Copy out each line of the data that holds the word "this".

####

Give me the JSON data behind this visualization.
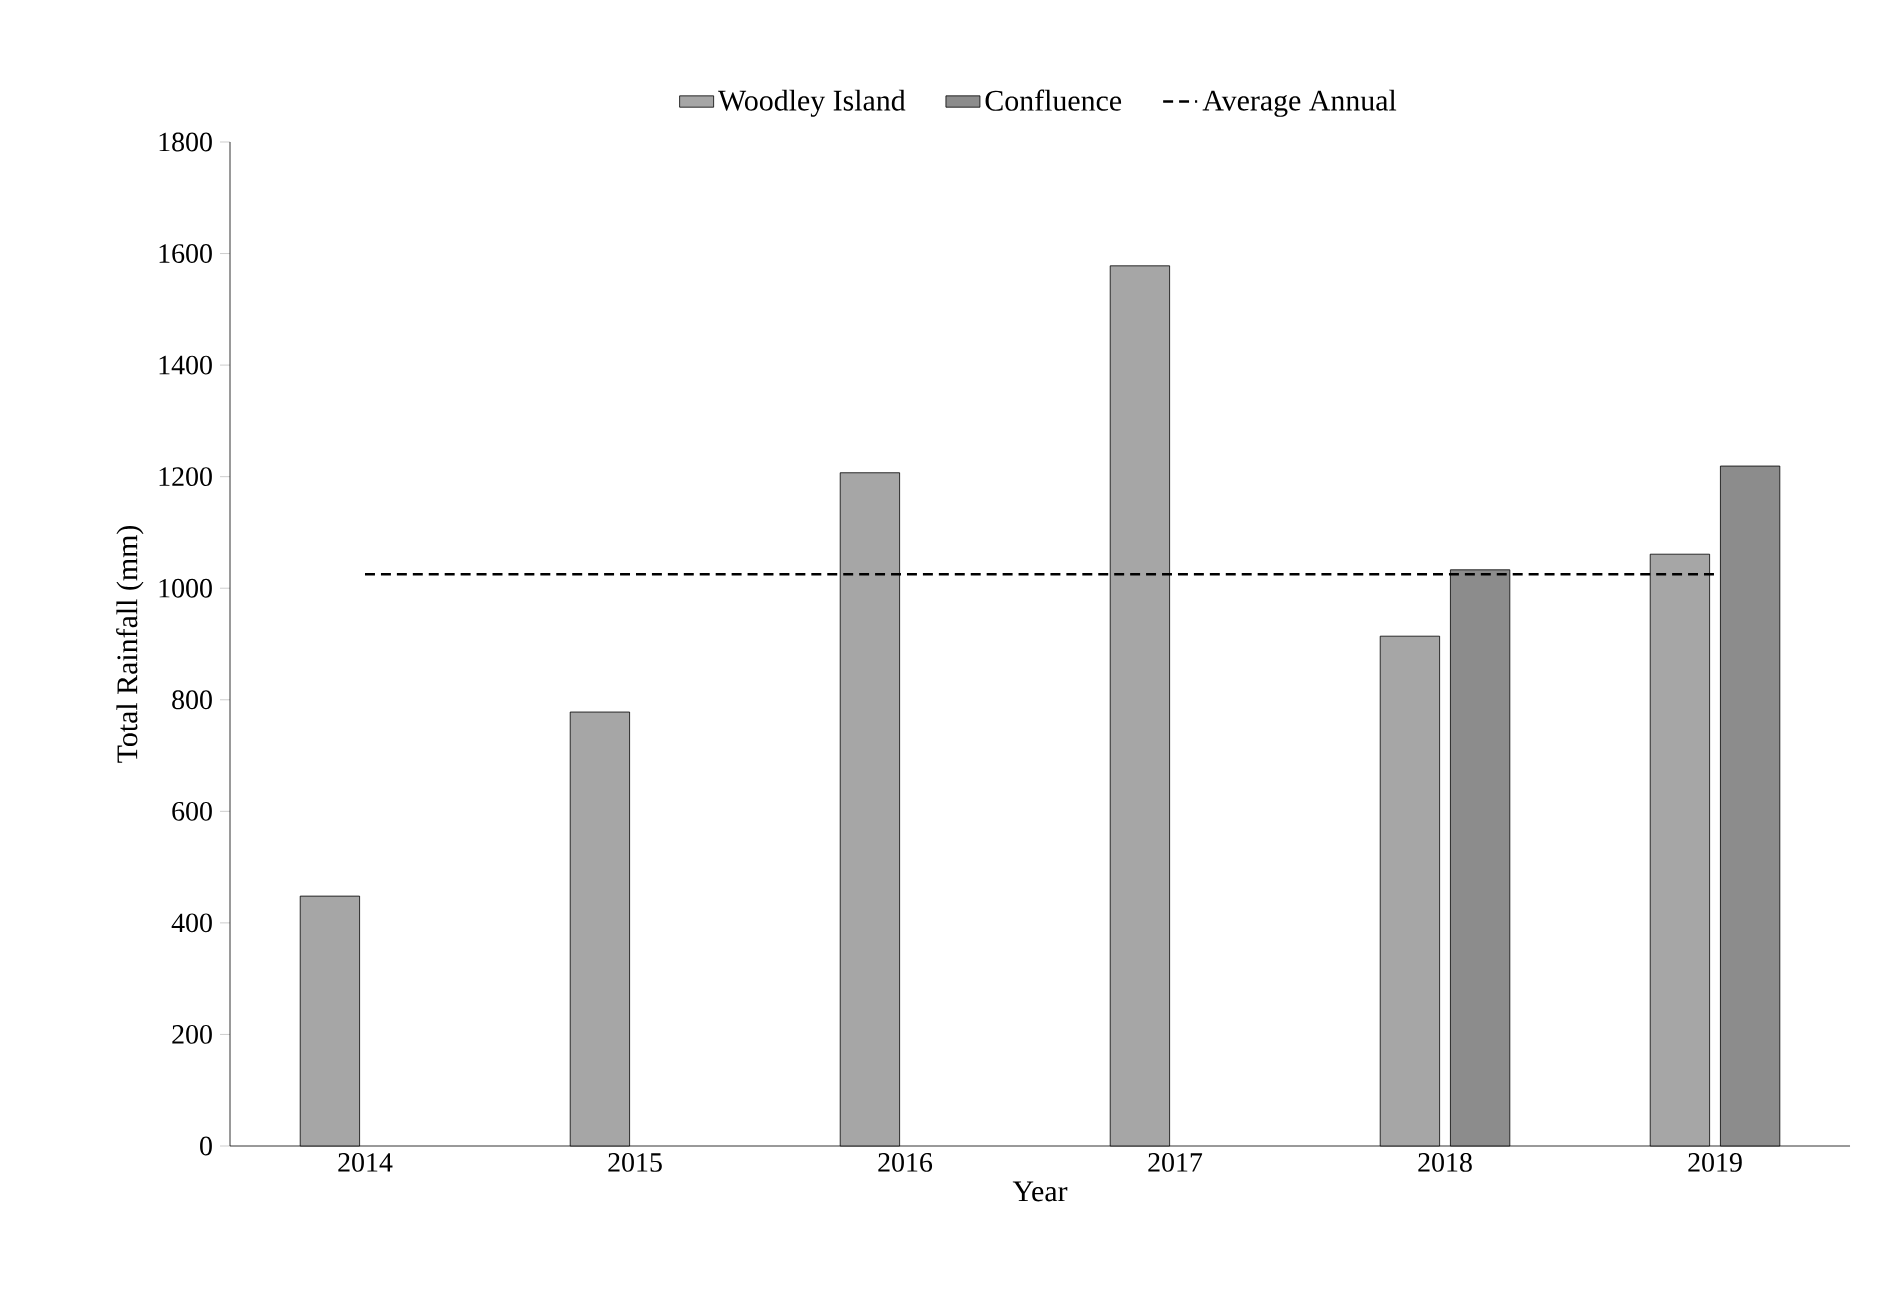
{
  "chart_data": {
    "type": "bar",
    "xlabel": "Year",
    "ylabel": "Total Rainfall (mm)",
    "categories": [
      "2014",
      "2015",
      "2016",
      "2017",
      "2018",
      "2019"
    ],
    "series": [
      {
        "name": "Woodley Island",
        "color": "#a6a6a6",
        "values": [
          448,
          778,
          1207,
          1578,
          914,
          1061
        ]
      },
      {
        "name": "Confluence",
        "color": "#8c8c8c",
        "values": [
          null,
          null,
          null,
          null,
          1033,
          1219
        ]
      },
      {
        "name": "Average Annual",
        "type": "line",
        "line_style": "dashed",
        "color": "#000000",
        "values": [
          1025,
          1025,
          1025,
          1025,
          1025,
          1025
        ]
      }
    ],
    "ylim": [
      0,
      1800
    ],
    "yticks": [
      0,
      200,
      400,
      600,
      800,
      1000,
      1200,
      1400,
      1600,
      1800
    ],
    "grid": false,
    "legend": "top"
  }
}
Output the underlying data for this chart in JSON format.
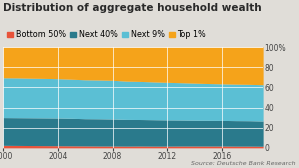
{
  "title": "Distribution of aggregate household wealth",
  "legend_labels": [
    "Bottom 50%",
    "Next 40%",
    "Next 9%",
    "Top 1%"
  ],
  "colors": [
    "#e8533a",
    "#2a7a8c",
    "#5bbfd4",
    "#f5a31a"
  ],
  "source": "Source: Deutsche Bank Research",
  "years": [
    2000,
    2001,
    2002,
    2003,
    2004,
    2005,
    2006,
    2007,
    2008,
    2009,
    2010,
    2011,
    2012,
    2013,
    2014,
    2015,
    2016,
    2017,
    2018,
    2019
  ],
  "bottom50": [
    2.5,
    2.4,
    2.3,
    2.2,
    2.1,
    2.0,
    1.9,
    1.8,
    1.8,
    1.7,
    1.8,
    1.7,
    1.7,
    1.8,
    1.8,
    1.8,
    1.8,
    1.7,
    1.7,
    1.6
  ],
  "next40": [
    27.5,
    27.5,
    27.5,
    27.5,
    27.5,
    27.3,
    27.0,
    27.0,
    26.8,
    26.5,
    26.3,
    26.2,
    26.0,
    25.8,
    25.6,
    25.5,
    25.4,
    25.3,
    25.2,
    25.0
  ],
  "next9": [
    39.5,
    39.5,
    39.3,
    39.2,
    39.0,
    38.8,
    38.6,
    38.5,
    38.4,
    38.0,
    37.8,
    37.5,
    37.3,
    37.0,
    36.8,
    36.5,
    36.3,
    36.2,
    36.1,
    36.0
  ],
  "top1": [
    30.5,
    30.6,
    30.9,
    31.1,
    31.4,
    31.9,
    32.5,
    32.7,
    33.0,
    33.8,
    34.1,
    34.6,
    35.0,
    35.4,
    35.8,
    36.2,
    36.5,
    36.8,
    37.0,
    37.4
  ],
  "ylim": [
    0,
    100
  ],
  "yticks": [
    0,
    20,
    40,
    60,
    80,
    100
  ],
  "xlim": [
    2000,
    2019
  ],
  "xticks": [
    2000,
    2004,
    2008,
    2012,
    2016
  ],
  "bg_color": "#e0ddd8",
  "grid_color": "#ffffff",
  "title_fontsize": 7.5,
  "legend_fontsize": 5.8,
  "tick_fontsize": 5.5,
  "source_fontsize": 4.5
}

####

Written solution:
Give me the JSON data behind this visualization.
Output the underlying data for this chart in JSON format.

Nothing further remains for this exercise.